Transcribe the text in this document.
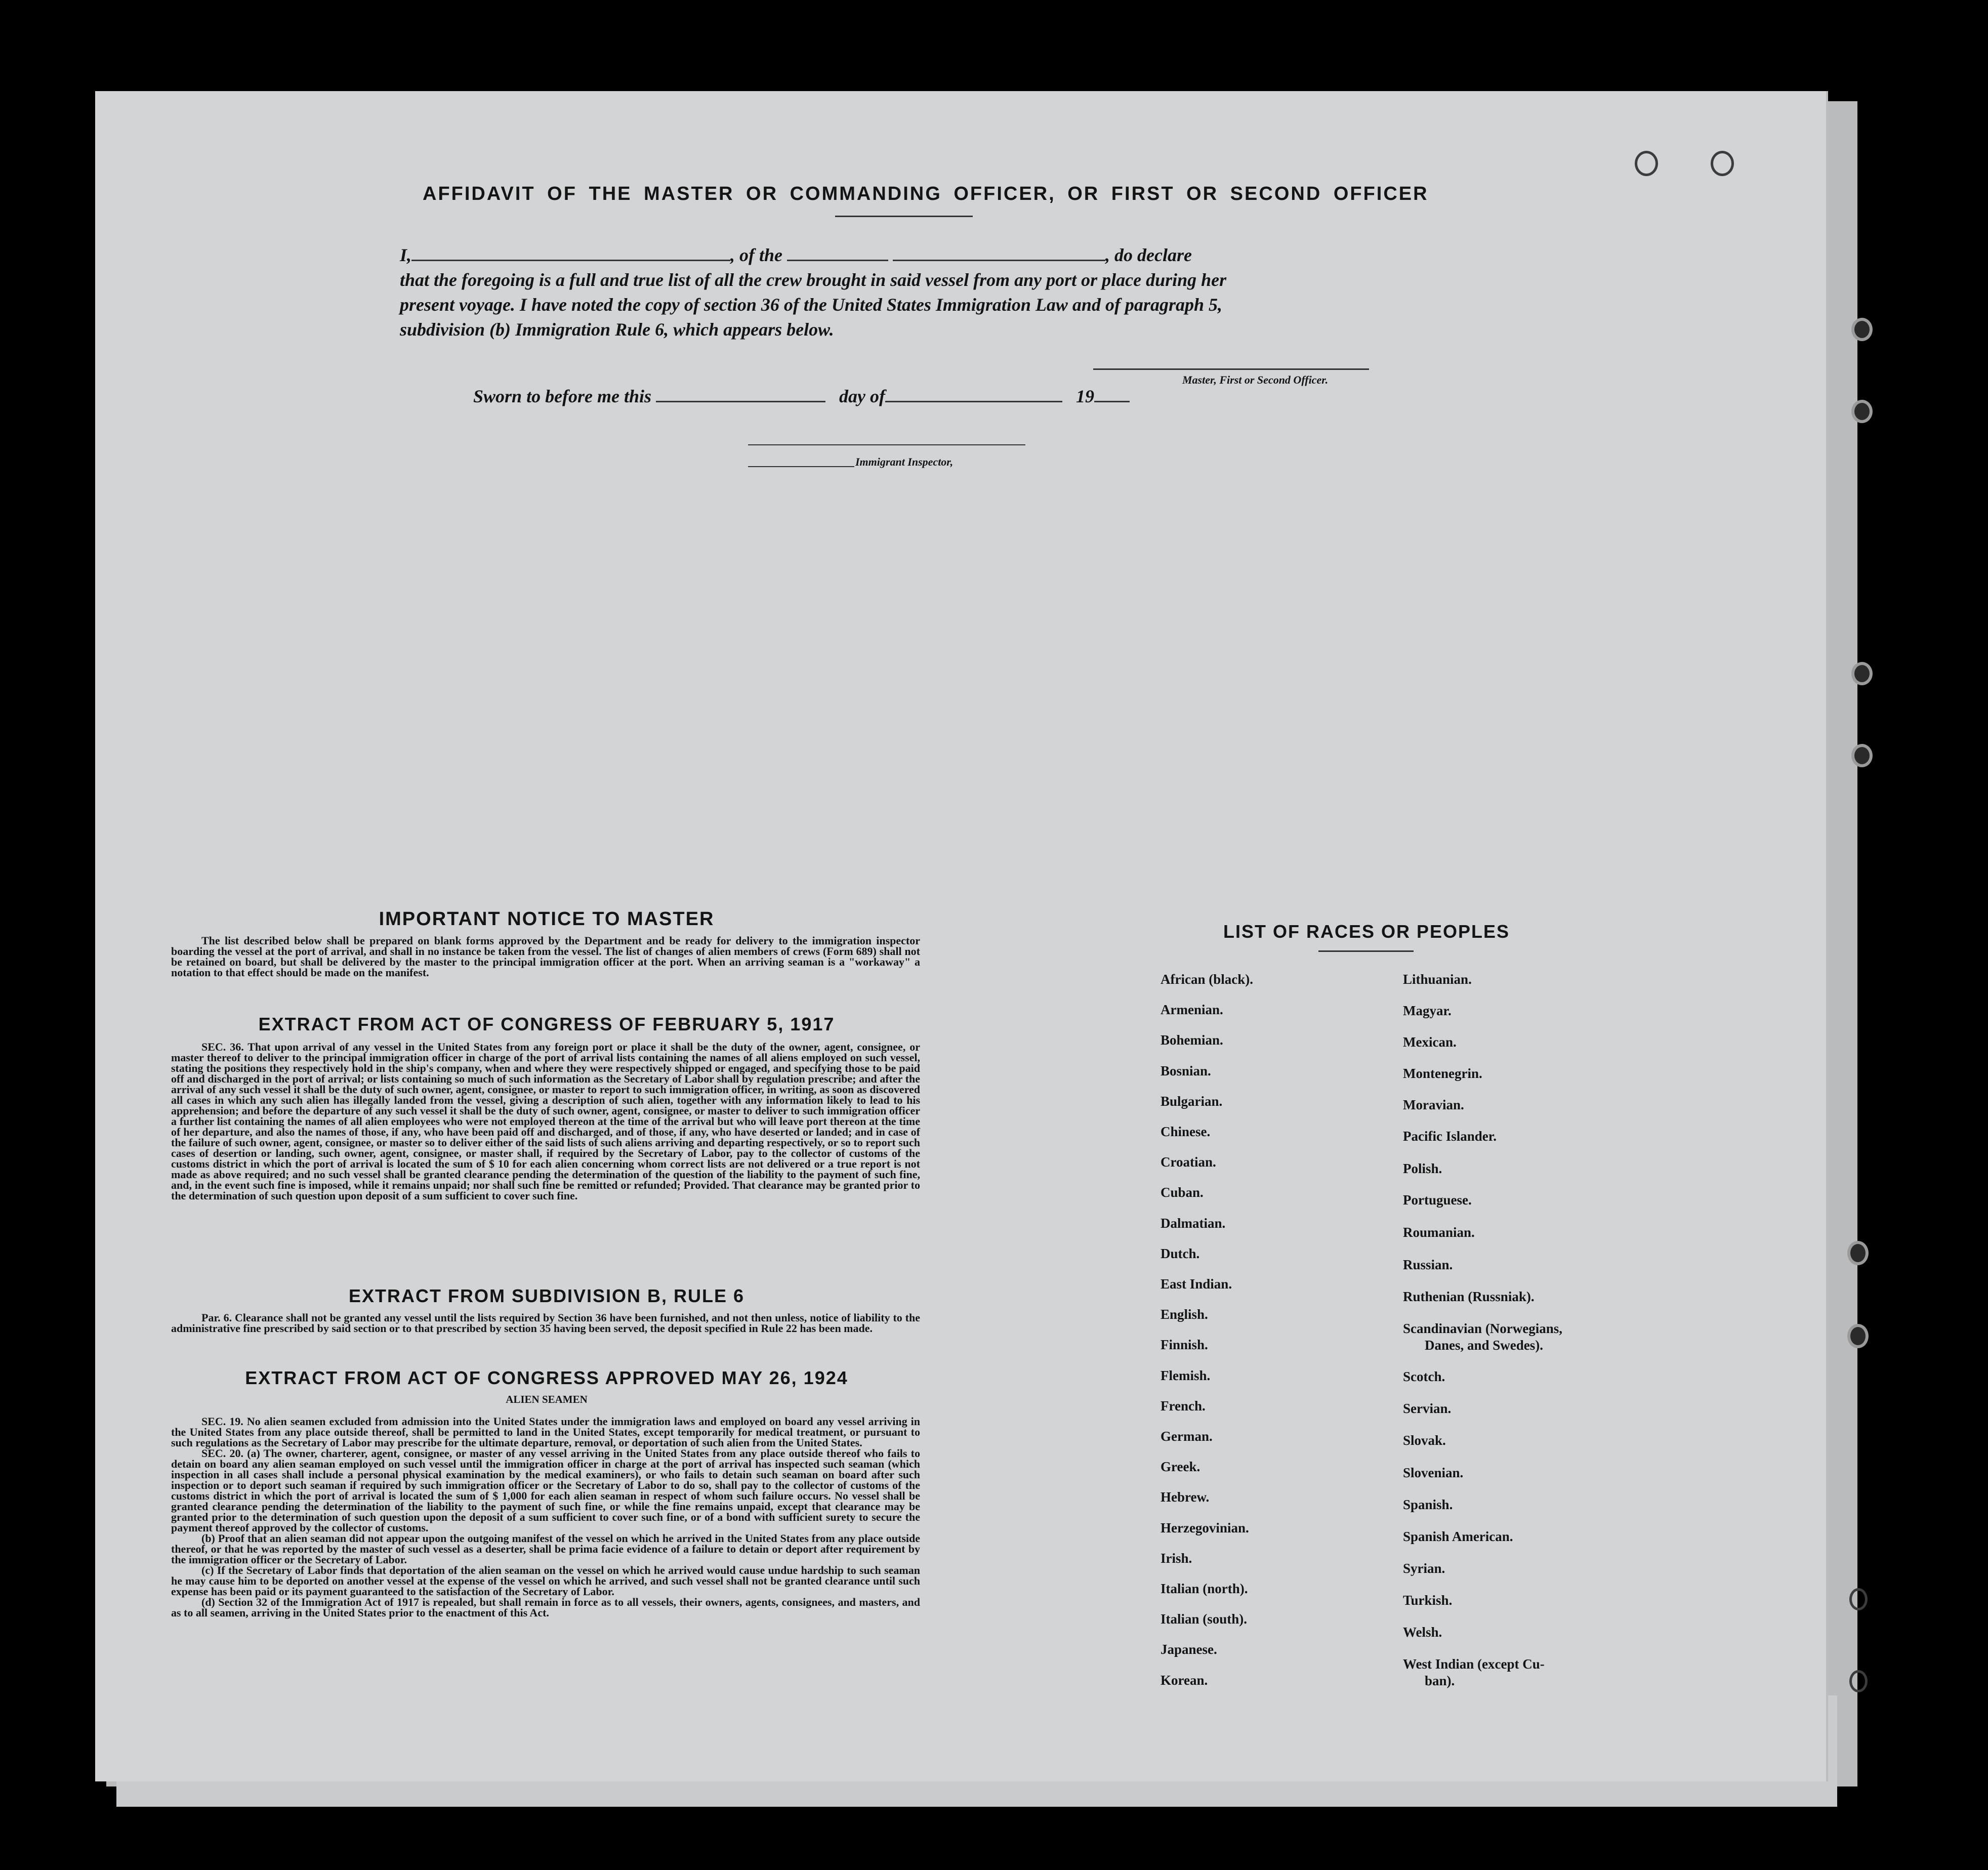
AFFIDAVIT OF THE MASTER OR COMMANDING OFFICER, OR FIRST OR SECOND OFFICER
I,	, of the	, do declare
that the foregoing is a full and true list of all the crew brought in said vessel from any port or place during her
present voyage. I have noted the copy of section 36 of the United States Immigration Law and of paragraph 5,
subdivision (b) Immigration Rule 6, which appears below.
Master, First or Second Officer.
Sworn to before me this	day of	19
Immigrant Inspector,
IMPORTANT NOTICE TO MASTER

The list described below shall be prepared on blank forms approved by the Department and be ready for delivery to the immigration inspector boarding the vessel at the port of arrival, and shall in no instance be taken from the vessel. The list of changes of alien members of crews (Form 689) shall not be retained on board, but shall be delivered by the master to the principal immigration officer at the port. When an arriving seaman is a "workaway" a notation to that effect should be made on the manifest.

EXTRACT FROM ACT OF CONGRESS OF FEBRUARY 5, 1917

SEC. 36. That upon arrival of any vessel in the United States from any foreign port or place it shall be the duty of the owner, agent, consignee, or master thereof to deliver to the principal immigration officer in charge of the port of arrival lists containing the names of all aliens employed on such vessel, stating the positions they respectively hold in the ship's company, when and where they were respectively shipped or engaged, and specifying those to be paid off and discharged in the port of arrival; or lists containing so much of such information as the Secretary of Labor shall by regulation prescribe; and after the arrival of any such vessel it shall be the duty of such owner, agent, consignee, or master to report to such immigration officer, in writing, as soon as discovered all cases in which any such alien has illegally landed from the vessel, giving a description of such alien, together with any information likely to lead to his apprehension; and before the departure of any such vessel it shall be the duty of such owner, agent, consignee, or master to deliver to such immigration officer a further list containing the names of all alien employees who were not employed thereon at the time of the arrival but who will leave port thereon at the time of her departure, and also the names of those, if any, who have been paid off and discharged, and of those, if any, who have deserted or landed; and in case of the failure of such owner, agent, consignee, or master so to deliver either of the said lists of such aliens arriving and departing respectively, or so to report such cases of desertion or landing, such owner, agent, consignee, or master shall, if required by the Secretary of Labor, pay to the collector of customs of the customs district in which the port of arrival is located the sum of $ 10 for each alien concerning whom correct lists are not delivered or a true report is not made as above required; and no such vessel shall be granted clearance pending the determination of the question of the liability to the payment of such fine, and, in the event such fine is imposed, while it remains unpaid; nor shall such fine be remitted or refunded; Provided. That clearance may be granted prior to the determination of such question upon deposit of a sum sufficient to cover such fine.

EXTRACT FROM SUBDIVISION B, RULE 6

Par. 6. Clearance shall not be granted any vessel until the lists required by Section 36 have been furnished, and not then unless, notice of liability to the administrative fine prescribed by said section or to that prescribed by section 35 having been served, the deposit specified in Rule 22 has been made.

EXTRACT FROM ACT OF CONGRESS APPROVED MAY 26, 1924
ALIEN SEAMEN

SEC. 19. No alien seamen excluded from admission into the United States under the immigration laws and employed on board any vessel arriving in the United States from any place outside thereof, shall be permitted to land in the United States, except temporarily for medical treatment, or pursuant to such regulations as the Secretary of Labor may prescribe for the ultimate departure, removal, or deportation of such alien from the United States.

SEC. 20. (a) The owner, charterer, agent, consignee, or master of any vessel arriving in the United States from any place outside thereof who fails to detain on board any alien seaman employed on such vessel until the immigration officer in charge at the port of arrival has inspected such seaman (which inspection in all cases shall include a personal physical examination by the medical examiners), or who fails to detain such seaman on board after such inspection or to deport such seaman if required by such immigration officer or the Secretary of Labor to do so, shall pay to the collector of customs of the customs district in which the port of arrival is located the sum of $ 1,000 for each alien seaman in respect of whom such failure occurs. No vessel shall be granted clearance pending the determination of the liability to the payment of such fine, or while the fine remains unpaid, except that clearance may be granted prior to the determination of such question upon the deposit of a sum sufficient to cover such fine, or of a bond with sufficient surety to secure the payment thereof approved by the collector of customs.

(b) Proof that an alien seaman did not appear upon the outgoing manifest of the vessel on which he arrived in the United States from any place outside thereof, or that he was reported by the master of such vessel as a deserter, shall be prima facie evidence of a failure to detain or deport after requirement by the immigration officer or the Secretary of Labor.

(c) If the Secretary of Labor finds that deportation of the alien seaman on the vessel on which he arrived would cause undue hardship to such seaman he may cause him to be deported on another vessel at the expense of the vessel on which he arrived, and such vessel shall not be granted clearance until such expense has been paid or its payment guaranteed to the satisfaction of the Secretary of Labor.

(d) Section 32 of the Immigration Act of 1917 is repealed, but shall remain in force as to all vessels, their owners, agents, consignees, and masters, and as to all seamen, arriving in the United States prior to the enactment of this Act.

LIST OF RACES OR PEOPLES
African (black).
Armenian.
Bohemian.
Bosnian.
Bulgarian.
Chinese.
Croatian.
Cuban.
Dalmatian.
Dutch.
East Indian.
English.
Finnish.
Flemish.
French.
German.
Greek.
Hebrew.
Herzegovinian.
Irish.
Italian (north).
Italian (south).
Japanese.
Korean.
Lithuanian.
Magyar.
Mexican.
Montenegrin.
Moravian.
Pacific Islander.
Polish.
Portuguese.
Roumanian.
Russian.
Ruthenian (Russniak).
Scandinavian (Norwegians,
Danes, and Swedes).
Scotch.
Servian.
Slovak.
Slovenian.
Spanish.
Spanish American.
Syrian.
Turkish.
Welsh.
West Indian (except Cu-
ban).
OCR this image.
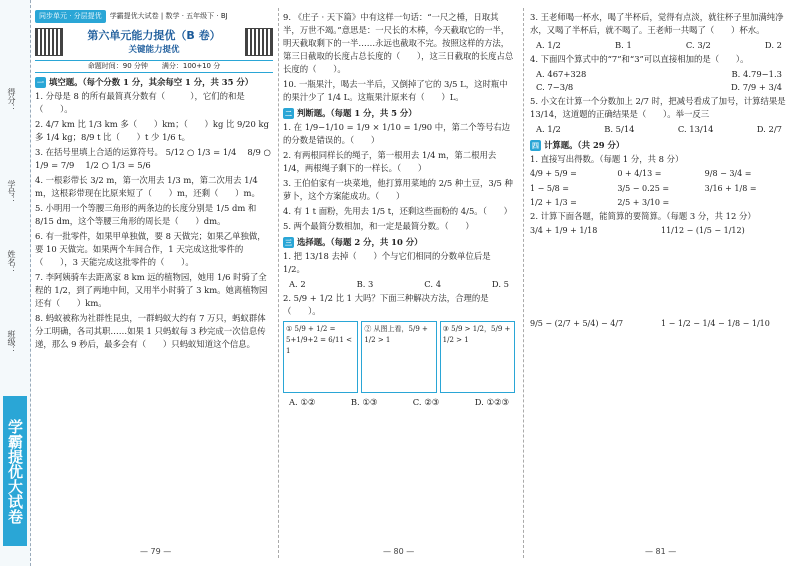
得分：
学号：
姓名：
班级：
学霸提优大试卷
同步单元 · 分层提优	学霸提优大试卷 | 数学 · 五年级下 · BJ
第六单元能力提优（B 卷）
关键能力提优
命题时间：90 分钟　　满分：100+10 分
一 填空题。（每个分数 1 分，其余每空 1 分，共 35 分）
1. 分母是 8 的所有最简真分数有（　　　），它们的和是（　　）。
2. 4/7 km 比 1/3 km 多（　　）km；（　　）kg 比 9/20 kg 多 1/4 kg；8/9 t 比（　　）t 少 1/6 t。
3. 在括号里填上合适的运算符号。 5/12 ○ 1/3 = 1/4　 8/9 ○ 1/9 = 7/9　 1/2 ○ 1/3 = 5/6
4. 一根彩带长 3/2 m，第一次用去 1/3 m，第二次用去 1/4 m，这根彩带现在比原来短了（　　）m，还剩（　　）m。
5. 小明用一个等腰三角形的两条边的长度分别是 1/5 dm 和 8/15 dm，这个等腰三角形的周长是（　　）dm。
6. 有一批零件，如果甲单独做，要 8 天做完；如果乙单独做，要 10 天做完。如果两个车间合作，1 天完成这批零件的（　　），3 天能完成这批零件的（　　）。
7. 李阿姨骑车去距离家 8 km 远的植物园，她用 1/6 时骑了全程的 1/2，到了两地中间，又用半小时骑了 3 km。她离植物园还有（　　）km。
8. 蚂蚁被称为社群性昆虫，一群蚂蚁大约有 7 万只，蚂蚁群体分工明确，各司其职……如果 1 只蚂蚁每 3 秒完成一次信息传递，那么 9 秒后，最多会有（　　）只蚂蚁知道这个信息。
— 79 —
9. 《庄子 · 天下篇》中有这样一句话：“一尺之棰，日取其半，万世不竭。”意思是：一尺长的木棒，今天截取它的一半，明天截取剩下的一半……永远也截取不完。按照这样的方法，第三日截取的长度占总长度的（　　），这三日截取的长度占总长度的（　　）。
10. 一瓶果汁，喝去一半后，又倒掉了它的 3/5 L，这时瓶中的果汁少了 1/4 L。这瓶果汁原来有（　　）L。
二 判断题。（每题 1 分，共 5 分）
1. 在 1/9−1/10 = 1/9 × 1/10 = 1/90 中，第二个等号右边的分数是错误的。（　　）
2. 有两根同样长的绳子，第一根用去 1/4 m，第二根用去 1/4，两根绳子剩下的一样长。（　　）
3. 王伯伯家有一块菜地，他打算用菜地的 2/5 种土豆，3/5 种萝卜，这个方案能成功。（　　）
4. 有 1 t 面粉，先用去 1/5 t，还剩这些面粉的 4/5。（　　）
5. 两个最简分数相加，和一定是最简分数。（　　）
三 选择题。（每题 2 分，共 10 分）
1. 把 13/18 去掉（　　）个与它们相同的分数单位后是 1/2。
A. 2	B. 3	C. 4	D. 5
2. 5/9 + 1/2 比 1 大吗？下面三种解决方法，合理的是（　　）。
① 5/9 + 1/2 = 5+1/9+2 = 6/11 < 1
② 从图上看，5/9 + 1/2 > 1
③ 5/9 > 1/2，5/9 + 1/2 > 1
A. ①②	B. ①③	C. ②③	D. ①②③
— 80 —
3. 王老师喝一杯水，喝了半杯后，觉得有点淡，就往杯子里加满纯净水，又喝了半杯后，就不喝了。王老师一共喝了（　　）杯水。
A. 1/2	B. 1	C. 3/2	D. 2
4. 下面四个算式中的“7”和“3”可以直接相加的是（　　）。
A. 467+328	B. 4.79−1.3
C. 7−3/8	D. 7/9 + 3/4
5. 小文在计算一个分数加上 2/7 时，把减号看成了加号，计算结果是 13/14，这道题的正确结果是（　　）。举一反三
A. 1/2	B. 5/14	C. 13/14	D. 2/7
四 计算题。（共 29 分）
1. 直接写出得数。（每题 1 分，共 8 分）
4/9 + 5/9 =	0 + 4/13 =	9/8 − 3/4 =
1 − 5/8 =	3/5 − 0.25 =	3/16 + 1/8 =
1/2 + 1/3 =	2/5 + 3/10 =
2. 计算下面各题，能简算的要简算。（每题 3 分，共 12 分）
3/4 + 1/9 + 1/18	11/12 − (1/5 − 1/12)
9/5 − (2/7 + 5/4) − 4/7	1 − 1/2 − 1/4 − 1/8 − 1/10
— 81 —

-- -- --

■ WHAT IS NEEDED ■
Take every line from the data above that holds "arrived" and copy it out.

■ CORRECT RESPONSE ■
(b) Proof that an alien seaman did not appear upon the outgoing manifest of the vessel on which he arrived in the United States from any place outside thereof, or that he was reported by the master of such vessel as a deserter, shall be prima facie evidence of a failure to detain or deport after requirement by the immigration officer or the Secretary of Labor.
(c) If the Secretary of Labor finds that deportation of the alien seaman on the vessel on which he arrived would cause undue hardship to such seaman he may cause him to be deported on another vessel at the expense of the vessel on which he arrived, and such vessel shall not be granted clearance until such expense has been paid or its payment guaranteed to the satisfaction of the Secretary of Labor.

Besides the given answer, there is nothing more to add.